-- RAW RECORDS start --

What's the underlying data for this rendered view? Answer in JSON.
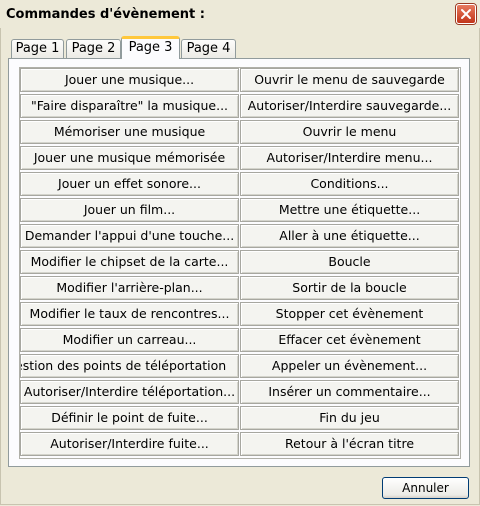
{
  "window": {
    "title": "Commandes d'évènement :"
  },
  "tabs": [
    {
      "label": "Page 1",
      "active": false
    },
    {
      "label": "Page 2",
      "active": false
    },
    {
      "label": "Page 3",
      "active": true
    },
    {
      "label": "Page 4",
      "active": false
    }
  ],
  "commands": {
    "left": [
      "Jouer une musique...",
      "\"Faire disparaître\" la musique...",
      "Mémoriser une musique",
      "Jouer une musique mémorisée",
      "Jouer un effet sonore...",
      "Jouer un film...",
      "Demander l'appui d'une touche...",
      "Modifier le chipset de la carte...",
      "Modifier l'arrière-plan...",
      "Modifier le taux de rencontres...",
      "Modifier un carreau...",
      "estion des points de téléportation",
      "Autoriser/Interdire téléportation...",
      "Définir le point de fuite...",
      "Autoriser/Interdire fuite..."
    ],
    "right": [
      "Ouvrir le menu de sauvegarde",
      "Autoriser/Interdire sauvegarde...",
      "Ouvrir le menu",
      "Autoriser/Interdire menu...",
      "Conditions...",
      "Mettre une étiquette...",
      "Aller à une étiquette...",
      "Boucle",
      "Sortir de la boucle",
      "Stopper cet évènement",
      "Effacer cet évènement",
      "Appeler un évènement...",
      "Insérer un commentaire...",
      "Fin du jeu",
      "Retour à l'écran titre"
    ]
  },
  "buttons": {
    "cancel": "Annuler"
  }
}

-- RAW RECORDS end --

All records above are to be printed exactly, minus the pictures they contain.

*RESULT OF THE TASK:*
What's the underlying data for this rendered view? Answer in JSON.
{
  "window": {
    "title": "Commandes d'évènement :"
  },
  "tabs": [
    {
      "label": "Page 1",
      "active": false
    },
    {
      "label": "Page 2",
      "active": false
    },
    {
      "label": "Page 3",
      "active": true
    },
    {
      "label": "Page 4",
      "active": false
    }
  ],
  "commands": {
    "left": [
      "Jouer une musique...",
      "\"Faire disparaître\" la musique...",
      "Mémoriser une musique",
      "Jouer une musique mémorisée",
      "Jouer un effet sonore...",
      "Jouer un film...",
      "Demander l'appui d'une touche...",
      "Modifier le chipset de la carte...",
      "Modifier l'arrière-plan...",
      "Modifier le taux de rencontres...",
      "Modifier un carreau...",
      "estion des points de téléportation",
      "Autoriser/Interdire téléportation...",
      "Définir le point de fuite...",
      "Autoriser/Interdire fuite..."
    ],
    "right": [
      "Ouvrir le menu de sauvegarde",
      "Autoriser/Interdire sauvegarde...",
      "Ouvrir le menu",
      "Autoriser/Interdire menu...",
      "Conditions...",
      "Mettre une étiquette...",
      "Aller à une étiquette...",
      "Boucle",
      "Sortir de la boucle",
      "Stopper cet évènement",
      "Effacer cet évènement",
      "Appeler un évènement...",
      "Insérer un commentaire...",
      "Fin du jeu",
      "Retour à l'écran titre"
    ]
  },
  "buttons": {
    "cancel": "Annuler"
  }
}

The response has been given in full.